==== MATERIAL ====

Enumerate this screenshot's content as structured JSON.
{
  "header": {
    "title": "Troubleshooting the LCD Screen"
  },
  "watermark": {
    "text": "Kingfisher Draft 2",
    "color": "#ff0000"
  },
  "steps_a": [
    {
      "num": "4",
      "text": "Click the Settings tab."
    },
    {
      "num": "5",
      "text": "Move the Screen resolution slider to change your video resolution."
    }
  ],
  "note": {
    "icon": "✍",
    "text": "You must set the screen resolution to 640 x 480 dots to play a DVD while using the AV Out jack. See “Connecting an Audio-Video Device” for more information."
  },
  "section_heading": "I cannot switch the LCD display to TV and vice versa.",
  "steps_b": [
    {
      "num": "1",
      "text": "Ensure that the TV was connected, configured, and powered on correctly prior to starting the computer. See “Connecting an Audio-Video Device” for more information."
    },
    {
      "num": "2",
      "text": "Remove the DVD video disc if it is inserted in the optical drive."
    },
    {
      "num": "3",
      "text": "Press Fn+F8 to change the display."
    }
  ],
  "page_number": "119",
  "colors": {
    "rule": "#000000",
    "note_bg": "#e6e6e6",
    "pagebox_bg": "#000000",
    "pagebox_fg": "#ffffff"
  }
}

====
==== MATERIAL ====

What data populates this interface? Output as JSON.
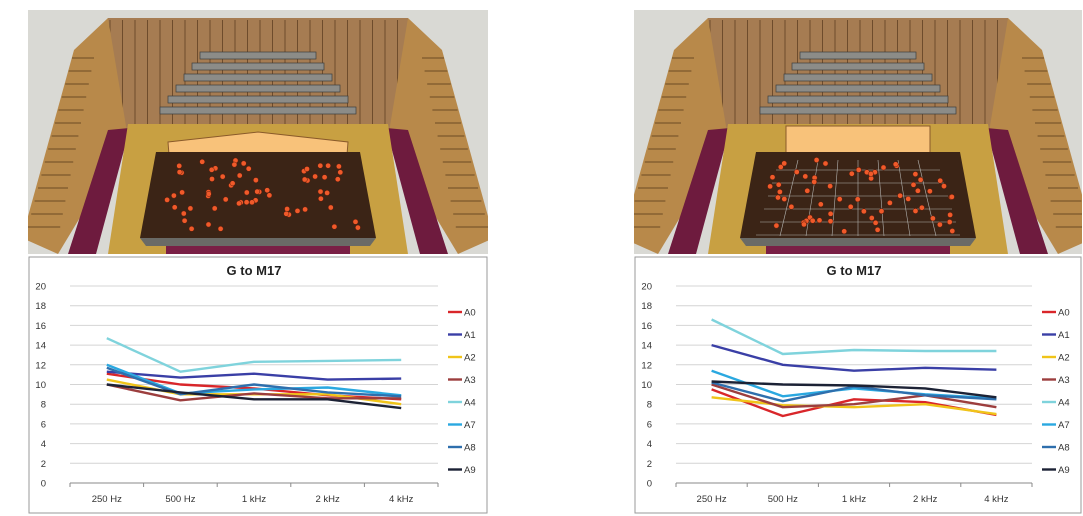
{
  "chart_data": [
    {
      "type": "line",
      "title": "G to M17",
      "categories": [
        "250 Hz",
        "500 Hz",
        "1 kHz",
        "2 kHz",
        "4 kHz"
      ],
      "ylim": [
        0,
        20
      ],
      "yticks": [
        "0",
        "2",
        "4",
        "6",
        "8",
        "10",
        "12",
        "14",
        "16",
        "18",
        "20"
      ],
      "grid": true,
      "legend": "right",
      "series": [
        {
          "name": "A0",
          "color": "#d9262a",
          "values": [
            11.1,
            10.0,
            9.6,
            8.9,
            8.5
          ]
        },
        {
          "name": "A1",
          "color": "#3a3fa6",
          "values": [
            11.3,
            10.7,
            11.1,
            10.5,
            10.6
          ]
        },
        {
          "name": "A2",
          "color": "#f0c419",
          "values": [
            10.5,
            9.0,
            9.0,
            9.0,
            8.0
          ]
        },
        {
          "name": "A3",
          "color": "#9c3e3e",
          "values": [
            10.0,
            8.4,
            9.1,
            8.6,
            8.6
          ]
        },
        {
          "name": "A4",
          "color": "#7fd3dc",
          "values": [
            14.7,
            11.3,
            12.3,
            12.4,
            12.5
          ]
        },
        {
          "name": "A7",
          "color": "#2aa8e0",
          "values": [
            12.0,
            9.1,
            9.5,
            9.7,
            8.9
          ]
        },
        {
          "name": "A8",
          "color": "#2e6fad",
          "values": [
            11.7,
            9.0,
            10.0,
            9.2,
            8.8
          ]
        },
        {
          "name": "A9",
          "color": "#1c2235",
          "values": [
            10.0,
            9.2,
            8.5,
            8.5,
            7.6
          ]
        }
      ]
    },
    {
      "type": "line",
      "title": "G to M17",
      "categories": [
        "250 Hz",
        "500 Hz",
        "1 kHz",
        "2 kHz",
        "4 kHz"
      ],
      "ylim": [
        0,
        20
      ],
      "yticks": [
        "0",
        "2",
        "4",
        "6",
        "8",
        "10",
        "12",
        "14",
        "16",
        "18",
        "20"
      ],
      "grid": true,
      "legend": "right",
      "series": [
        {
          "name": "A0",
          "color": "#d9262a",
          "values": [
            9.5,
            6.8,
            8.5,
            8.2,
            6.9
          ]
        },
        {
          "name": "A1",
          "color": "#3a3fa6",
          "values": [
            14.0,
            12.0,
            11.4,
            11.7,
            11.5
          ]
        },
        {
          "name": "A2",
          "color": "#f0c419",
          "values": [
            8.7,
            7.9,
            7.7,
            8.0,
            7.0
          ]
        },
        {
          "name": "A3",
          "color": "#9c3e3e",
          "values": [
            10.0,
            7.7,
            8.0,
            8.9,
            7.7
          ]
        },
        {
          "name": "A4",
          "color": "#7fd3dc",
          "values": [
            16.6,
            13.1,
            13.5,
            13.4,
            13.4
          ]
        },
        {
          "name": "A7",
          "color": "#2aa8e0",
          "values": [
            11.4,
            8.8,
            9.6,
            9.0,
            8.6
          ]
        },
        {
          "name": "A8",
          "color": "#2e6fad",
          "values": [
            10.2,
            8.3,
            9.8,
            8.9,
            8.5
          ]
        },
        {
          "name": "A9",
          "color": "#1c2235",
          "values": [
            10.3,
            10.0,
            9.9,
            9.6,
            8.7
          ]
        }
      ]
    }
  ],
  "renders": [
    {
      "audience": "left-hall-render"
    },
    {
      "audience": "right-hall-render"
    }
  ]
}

====

**WHAT TO WORK ON:** Extract each line from the entries above that contains the string "Connecting".

**TASK SOLUTION:**
    "text": "You must set the screen resolution to 640 x 480 dots to play a DVD while using the AV Out jack. See “Connecting an Audio-Video Device” for more information."
      "text": "Ensure that the TV was connected, configured, and powered on correctly prior to starting the computer. See “Connecting an Audio-Video Device” for more information."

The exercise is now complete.